## TUGAS A
Salin bagian kutipan tentang kebudayaan Islam dan ilmu pengetahuan, mulai dari "Diantara ungkapan dinyatakan" sampai dengan "Keduanya berjalan seiring.".

## KUTIPAN
┌──
Diantara ungkapan dinyatakan bahwa
kebudayaan islam paling relevan bagi ilmu eropa. Sejak abad ke-7 hingga abad
ke-10 bahasa arab menjadi bahasa kaum terpelajar bagi bangsa-bangsa yang
terentang dari peria hingag spanyol. Di baghdad, pada abad ke-9 dilakukan penerjemahan
terhadap sumber-sumber yunani ke bahasa arab,. Lalu pada abad ke-12 karya
berbahasa arab diterjemahkan kedalam bahasa latin, dalam berbagai bidang
keilmuan, dan akhirnya dalam bidang filsafat ilmu (jerome R. Ravertz: 21).
Diluar itu pengembangan ilmu pengetahuan juga ditopang oleh perpustakaan.
Keduanya berjalan seiring.
Dikemukakan oleh fazlur rahman ,
bahwa pertumbuhan yang tetap dan cepat dari perpustakan-perpustakaan semi
peblik adalah ciri dari pendidikan islam zaman pertengahan. Para pejabat yang
terkemuka dan mampu mengumpulkan buku-buku dalam jumlah yang besar dan
menyediakannya untuk diprgunakan oleh para pencari ilmu pengetahuan.
└──
## DAFTAR ENTRI
┌──
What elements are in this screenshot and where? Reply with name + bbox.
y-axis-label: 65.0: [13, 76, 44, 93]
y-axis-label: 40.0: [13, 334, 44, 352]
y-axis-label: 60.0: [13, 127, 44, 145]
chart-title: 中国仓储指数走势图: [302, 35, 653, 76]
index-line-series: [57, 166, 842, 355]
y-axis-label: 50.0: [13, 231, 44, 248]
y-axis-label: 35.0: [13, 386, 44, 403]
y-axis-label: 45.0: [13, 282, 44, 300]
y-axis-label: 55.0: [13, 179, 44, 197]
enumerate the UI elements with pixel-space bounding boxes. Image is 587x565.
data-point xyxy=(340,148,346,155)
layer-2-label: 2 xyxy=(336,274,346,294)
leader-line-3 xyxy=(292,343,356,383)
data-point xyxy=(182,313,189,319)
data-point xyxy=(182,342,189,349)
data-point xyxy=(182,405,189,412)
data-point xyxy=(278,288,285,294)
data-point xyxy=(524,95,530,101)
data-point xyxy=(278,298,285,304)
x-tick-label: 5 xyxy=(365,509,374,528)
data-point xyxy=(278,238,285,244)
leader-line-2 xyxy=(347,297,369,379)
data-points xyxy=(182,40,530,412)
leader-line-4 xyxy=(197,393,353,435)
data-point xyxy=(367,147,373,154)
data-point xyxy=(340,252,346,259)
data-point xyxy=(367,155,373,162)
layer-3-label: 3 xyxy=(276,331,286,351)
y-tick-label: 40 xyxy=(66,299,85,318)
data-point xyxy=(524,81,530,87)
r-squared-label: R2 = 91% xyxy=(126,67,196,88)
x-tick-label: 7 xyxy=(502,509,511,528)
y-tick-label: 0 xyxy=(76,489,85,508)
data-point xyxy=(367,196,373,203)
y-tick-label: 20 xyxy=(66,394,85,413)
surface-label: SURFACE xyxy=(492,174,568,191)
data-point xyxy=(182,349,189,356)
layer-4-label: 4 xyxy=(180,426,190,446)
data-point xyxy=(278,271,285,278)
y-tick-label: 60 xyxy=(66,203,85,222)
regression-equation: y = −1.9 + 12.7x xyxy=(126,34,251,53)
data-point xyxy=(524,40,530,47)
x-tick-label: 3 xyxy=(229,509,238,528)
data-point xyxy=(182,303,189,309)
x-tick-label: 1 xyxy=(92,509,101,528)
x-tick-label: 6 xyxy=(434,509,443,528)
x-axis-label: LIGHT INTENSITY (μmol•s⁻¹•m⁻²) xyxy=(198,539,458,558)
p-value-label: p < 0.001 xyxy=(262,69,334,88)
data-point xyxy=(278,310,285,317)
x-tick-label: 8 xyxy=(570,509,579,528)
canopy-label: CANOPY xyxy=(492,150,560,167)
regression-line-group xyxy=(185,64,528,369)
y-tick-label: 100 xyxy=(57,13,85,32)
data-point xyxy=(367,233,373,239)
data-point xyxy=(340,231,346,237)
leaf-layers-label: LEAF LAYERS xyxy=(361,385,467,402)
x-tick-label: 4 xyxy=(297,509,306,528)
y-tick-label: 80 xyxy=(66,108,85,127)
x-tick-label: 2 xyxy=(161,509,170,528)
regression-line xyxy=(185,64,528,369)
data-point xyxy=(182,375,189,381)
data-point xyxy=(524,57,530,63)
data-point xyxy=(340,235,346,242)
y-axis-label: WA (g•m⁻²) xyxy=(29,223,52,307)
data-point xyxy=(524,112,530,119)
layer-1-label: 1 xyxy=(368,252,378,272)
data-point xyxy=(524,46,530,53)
└──
## TUGAS B
Jadikan baris-baris daftar di atas, dari awal daftar sampai dengan baris yang memuat "y-axis-label: 50.0: [13, 231, 44, 248]", sebuah urutan bernomor tanpa baris kosong.

## JAWABAN LATIHAN A
Diantara ungkapan dinyatakan bahwa
kebudayaan islam paling relevan bagi ilmu eropa. Sejak abad ke-7 hingga abad
ke-10 bahasa arab menjadi bahasa kaum terpelajar bagi bangsa-bangsa yang
terentang dari peria hingag spanyol. Di baghdad, pada abad ke-9 dilakukan penerjemahan
terhadap sumber-sumber yunani ke bahasa arab,. Lalu pada abad ke-12 karya
berbahasa arab diterjemahkan kedalam bahasa latin, dalam berbagai bidang
keilmuan, dan akhirnya dalam bidang filsafat ilmu (jerome R. Ravertz: 21).
Diluar itu pengembangan ilmu pengetahuan juga ditopang oleh perpustakaan.
Keduanya berjalan seiring.

## JAWABAN LATIHAN B
1. What elements are in this screenshot and where? Reply with name + bbox.
2. y-axis-label: 65.0: [13, 76, 44, 93]
3. y-axis-label: 40.0: [13, 334, 44, 352]
4. y-axis-label: 60.0: [13, 127, 44, 145]
5. chart-title: 中国仓储指数走势图: [302, 35, 653, 76]
6. index-line-series: [57, 166, 842, 355]
7. y-axis-label: 50.0: [13, 231, 44, 248]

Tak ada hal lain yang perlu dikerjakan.